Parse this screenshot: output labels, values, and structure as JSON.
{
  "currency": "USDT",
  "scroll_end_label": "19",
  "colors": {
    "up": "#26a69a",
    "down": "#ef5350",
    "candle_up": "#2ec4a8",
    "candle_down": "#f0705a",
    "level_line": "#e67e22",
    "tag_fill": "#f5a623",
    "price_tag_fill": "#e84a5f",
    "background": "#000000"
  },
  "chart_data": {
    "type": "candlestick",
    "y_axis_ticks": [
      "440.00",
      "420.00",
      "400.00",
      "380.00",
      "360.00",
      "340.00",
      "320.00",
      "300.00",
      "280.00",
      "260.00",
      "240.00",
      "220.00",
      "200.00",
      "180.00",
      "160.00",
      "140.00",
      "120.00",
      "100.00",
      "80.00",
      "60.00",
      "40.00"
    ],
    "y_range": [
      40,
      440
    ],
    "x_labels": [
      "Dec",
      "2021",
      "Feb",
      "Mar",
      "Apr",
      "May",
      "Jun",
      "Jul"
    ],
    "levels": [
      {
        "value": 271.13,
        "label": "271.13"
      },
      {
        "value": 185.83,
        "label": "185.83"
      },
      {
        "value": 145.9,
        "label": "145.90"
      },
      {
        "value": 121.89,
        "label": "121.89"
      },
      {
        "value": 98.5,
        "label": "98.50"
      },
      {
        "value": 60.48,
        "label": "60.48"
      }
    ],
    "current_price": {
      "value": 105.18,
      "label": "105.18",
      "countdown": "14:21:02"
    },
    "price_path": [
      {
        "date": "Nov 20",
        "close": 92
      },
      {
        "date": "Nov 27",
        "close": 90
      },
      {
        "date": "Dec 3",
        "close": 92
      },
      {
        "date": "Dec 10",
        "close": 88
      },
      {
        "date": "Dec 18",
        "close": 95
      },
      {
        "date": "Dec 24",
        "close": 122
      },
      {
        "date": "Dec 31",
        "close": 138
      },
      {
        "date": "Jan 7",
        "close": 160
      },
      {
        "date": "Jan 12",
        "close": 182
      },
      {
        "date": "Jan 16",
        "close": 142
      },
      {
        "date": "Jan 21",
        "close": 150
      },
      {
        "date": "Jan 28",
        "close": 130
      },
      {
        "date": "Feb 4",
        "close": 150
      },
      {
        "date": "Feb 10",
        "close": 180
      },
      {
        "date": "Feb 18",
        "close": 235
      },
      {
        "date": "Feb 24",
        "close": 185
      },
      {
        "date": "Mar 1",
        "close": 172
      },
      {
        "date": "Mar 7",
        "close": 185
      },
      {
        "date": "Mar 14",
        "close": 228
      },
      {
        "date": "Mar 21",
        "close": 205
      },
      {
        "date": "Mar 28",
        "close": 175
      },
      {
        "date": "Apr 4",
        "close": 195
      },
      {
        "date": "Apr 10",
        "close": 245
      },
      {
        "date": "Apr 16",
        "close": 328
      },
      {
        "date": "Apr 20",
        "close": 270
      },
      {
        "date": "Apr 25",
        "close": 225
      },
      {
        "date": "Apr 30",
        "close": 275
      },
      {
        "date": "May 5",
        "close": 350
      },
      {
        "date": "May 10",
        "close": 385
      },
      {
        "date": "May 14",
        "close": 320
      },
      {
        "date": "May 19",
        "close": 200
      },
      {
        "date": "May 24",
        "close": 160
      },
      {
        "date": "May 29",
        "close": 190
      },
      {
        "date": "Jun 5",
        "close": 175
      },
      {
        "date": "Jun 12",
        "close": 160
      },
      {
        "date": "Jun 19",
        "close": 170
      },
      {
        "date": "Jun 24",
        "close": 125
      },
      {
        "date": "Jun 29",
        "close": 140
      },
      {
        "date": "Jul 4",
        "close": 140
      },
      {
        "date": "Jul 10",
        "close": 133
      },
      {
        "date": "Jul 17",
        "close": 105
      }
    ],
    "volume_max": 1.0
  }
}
=====
The full set of records should be duplicated exactly.

» Final result
Parse this screenshot: output labels, values, and structure as JSON.
{
  "currency": "USDT",
  "scroll_end_label": "19",
  "colors": {
    "up": "#26a69a",
    "down": "#ef5350",
    "candle_up": "#2ec4a8",
    "candle_down": "#f0705a",
    "level_line": "#e67e22",
    "tag_fill": "#f5a623",
    "price_tag_fill": "#e84a5f",
    "background": "#000000"
  },
  "chart_data": {
    "type": "candlestick",
    "y_axis_ticks": [
      "440.00",
      "420.00",
      "400.00",
      "380.00",
      "360.00",
      "340.00",
      "320.00",
      "300.00",
      "280.00",
      "260.00",
      "240.00",
      "220.00",
      "200.00",
      "180.00",
      "160.00",
      "140.00",
      "120.00",
      "100.00",
      "80.00",
      "60.00",
      "40.00"
    ],
    "y_range": [
      40,
      440
    ],
    "x_labels": [
      "Dec",
      "2021",
      "Feb",
      "Mar",
      "Apr",
      "May",
      "Jun",
      "Jul"
    ],
    "levels": [
      {
        "value": 271.13,
        "label": "271.13"
      },
      {
        "value": 185.83,
        "label": "185.83"
      },
      {
        "value": 145.9,
        "label": "145.90"
      },
      {
        "value": 121.89,
        "label": "121.89"
      },
      {
        "value": 98.5,
        "label": "98.50"
      },
      {
        "value": 60.48,
        "label": "60.48"
      }
    ],
    "current_price": {
      "value": 105.18,
      "label": "105.18",
      "countdown": "14:21:02"
    },
    "price_path": [
      {
        "date": "Nov 20",
        "close": 92
      },
      {
        "date": "Nov 27",
        "close": 90
      },
      {
        "date": "Dec 3",
        "close": 92
      },
      {
        "date": "Dec 10",
        "close": 88
      },
      {
        "date": "Dec 18",
        "close": 95
      },
      {
        "date": "Dec 24",
        "close": 122
      },
      {
        "date": "Dec 31",
        "close": 138
      },
      {
        "date": "Jan 7",
        "close": 160
      },
      {
        "date": "Jan 12",
        "close": 182
      },
      {
        "date": "Jan 16",
        "close": 142
      },
      {
        "date": "Jan 21",
        "close": 150
      },
      {
        "date": "Jan 28",
        "close": 130
      },
      {
        "date": "Feb 4",
        "close": 150
      },
      {
        "date": "Feb 10",
        "close": 180
      },
      {
        "date": "Feb 18",
        "close": 235
      },
      {
        "date": "Feb 24",
        "close": 185
      },
      {
        "date": "Mar 1",
        "close": 172
      },
      {
        "date": "Mar 7",
        "close": 185
      },
      {
        "date": "Mar 14",
        "close": 228
      },
      {
        "date": "Mar 21",
        "close": 205
      },
      {
        "date": "Mar 28",
        "close": 175
      },
      {
        "date": "Apr 4",
        "close": 195
      },
      {
        "date": "Apr 10",
        "close": 245
      },
      {
        "date": "Apr 16",
        "close": 328
      },
      {
        "date": "Apr 20",
        "close": 270
      },
      {
        "date": "Apr 25",
        "close": 225
      },
      {
        "date": "Apr 30",
        "close": 275
      },
      {
        "date": "May 5",
        "close": 350
      },
      {
        "date": "May 10",
        "close": 385
      },
      {
        "date": "May 14",
        "close": 320
      },
      {
        "date": "May 19",
        "close": 200
      },
      {
        "date": "May 24",
        "close": 160
      },
      {
        "date": "May 29",
        "close": 190
      },
      {
        "date": "Jun 5",
        "close": 175
      },
      {
        "date": "Jun 12",
        "close": 160
      },
      {
        "date": "Jun 19",
        "close": 170
      },
      {
        "date": "Jun 24",
        "close": 125
      },
      {
        "date": "Jun 29",
        "close": 140
      },
      {
        "date": "Jul 4",
        "close": 140
      },
      {
        "date": "Jul 10",
        "close": 133
      },
      {
        "date": "Jul 17",
        "close": 105
      }
    ],
    "volume_max": 1.0
  }
}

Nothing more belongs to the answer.